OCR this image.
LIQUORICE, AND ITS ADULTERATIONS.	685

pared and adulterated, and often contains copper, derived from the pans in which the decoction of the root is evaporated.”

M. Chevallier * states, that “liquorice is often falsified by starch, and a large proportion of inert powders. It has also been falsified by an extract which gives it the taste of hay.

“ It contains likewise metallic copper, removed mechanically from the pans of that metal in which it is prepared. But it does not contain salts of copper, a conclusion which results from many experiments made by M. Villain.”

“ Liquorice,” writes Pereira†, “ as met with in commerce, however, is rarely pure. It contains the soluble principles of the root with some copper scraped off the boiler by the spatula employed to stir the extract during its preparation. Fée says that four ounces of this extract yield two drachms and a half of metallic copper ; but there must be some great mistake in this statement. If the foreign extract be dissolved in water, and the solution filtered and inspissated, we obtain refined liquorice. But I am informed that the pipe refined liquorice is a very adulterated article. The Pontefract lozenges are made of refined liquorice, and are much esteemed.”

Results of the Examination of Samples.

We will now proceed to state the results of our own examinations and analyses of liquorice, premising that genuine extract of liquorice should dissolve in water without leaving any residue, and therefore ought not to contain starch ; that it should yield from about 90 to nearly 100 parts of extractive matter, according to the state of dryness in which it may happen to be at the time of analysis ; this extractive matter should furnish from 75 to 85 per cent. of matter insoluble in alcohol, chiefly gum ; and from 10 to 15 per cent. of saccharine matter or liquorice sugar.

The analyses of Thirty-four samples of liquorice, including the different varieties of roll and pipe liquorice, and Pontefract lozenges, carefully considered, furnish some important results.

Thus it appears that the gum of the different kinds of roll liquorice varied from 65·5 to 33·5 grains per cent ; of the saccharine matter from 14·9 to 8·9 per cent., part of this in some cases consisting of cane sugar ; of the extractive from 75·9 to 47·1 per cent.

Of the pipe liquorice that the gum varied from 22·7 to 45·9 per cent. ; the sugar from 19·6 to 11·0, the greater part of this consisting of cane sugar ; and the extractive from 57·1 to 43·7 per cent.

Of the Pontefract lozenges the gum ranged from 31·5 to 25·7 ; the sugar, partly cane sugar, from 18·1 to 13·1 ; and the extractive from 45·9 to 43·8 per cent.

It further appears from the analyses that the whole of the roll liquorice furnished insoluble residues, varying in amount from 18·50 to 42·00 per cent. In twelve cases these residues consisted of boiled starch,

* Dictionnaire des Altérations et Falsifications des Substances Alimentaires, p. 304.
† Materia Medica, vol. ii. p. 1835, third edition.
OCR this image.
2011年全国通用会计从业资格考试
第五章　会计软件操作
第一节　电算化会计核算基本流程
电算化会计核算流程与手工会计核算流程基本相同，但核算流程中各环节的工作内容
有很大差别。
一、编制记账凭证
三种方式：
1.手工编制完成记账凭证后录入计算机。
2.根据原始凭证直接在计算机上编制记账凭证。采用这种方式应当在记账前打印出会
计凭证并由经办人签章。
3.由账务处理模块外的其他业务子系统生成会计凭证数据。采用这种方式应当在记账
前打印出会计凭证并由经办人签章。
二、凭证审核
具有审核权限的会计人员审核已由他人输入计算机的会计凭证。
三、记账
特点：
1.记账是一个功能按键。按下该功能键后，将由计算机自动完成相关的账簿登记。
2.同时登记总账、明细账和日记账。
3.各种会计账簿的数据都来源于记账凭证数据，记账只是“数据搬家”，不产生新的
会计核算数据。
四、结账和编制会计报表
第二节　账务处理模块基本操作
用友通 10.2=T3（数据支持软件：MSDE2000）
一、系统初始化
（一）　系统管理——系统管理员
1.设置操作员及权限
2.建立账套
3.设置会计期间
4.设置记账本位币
***
Short exercise:
Locate all lines in the listing above with the word "insoluble". Copy them.

Task result:
We will now proceed to state the results of our own examinations and analyses of liquorice, premising that genuine extract of liquorice should dissolve in water without leaving any residue, and therefore ought not to contain starch ; that it should yield from about 90 to nearly 100 parts of extractive matter, according to the state of dryness in which it may happen to be at the time of analysis ; this extractive matter should furnish from 75 to 85 per cent. of matter insoluble in alcohol, chiefly gum ; and from 10 to 15 per cent. of saccharine matter or liquorice sugar.
It further appears from the analyses that the whole of the roll liquorice furnished insoluble residues, varying in amount from 18·50 to 42·00 per cent. In twelve cases these residues consisted of boiled starch,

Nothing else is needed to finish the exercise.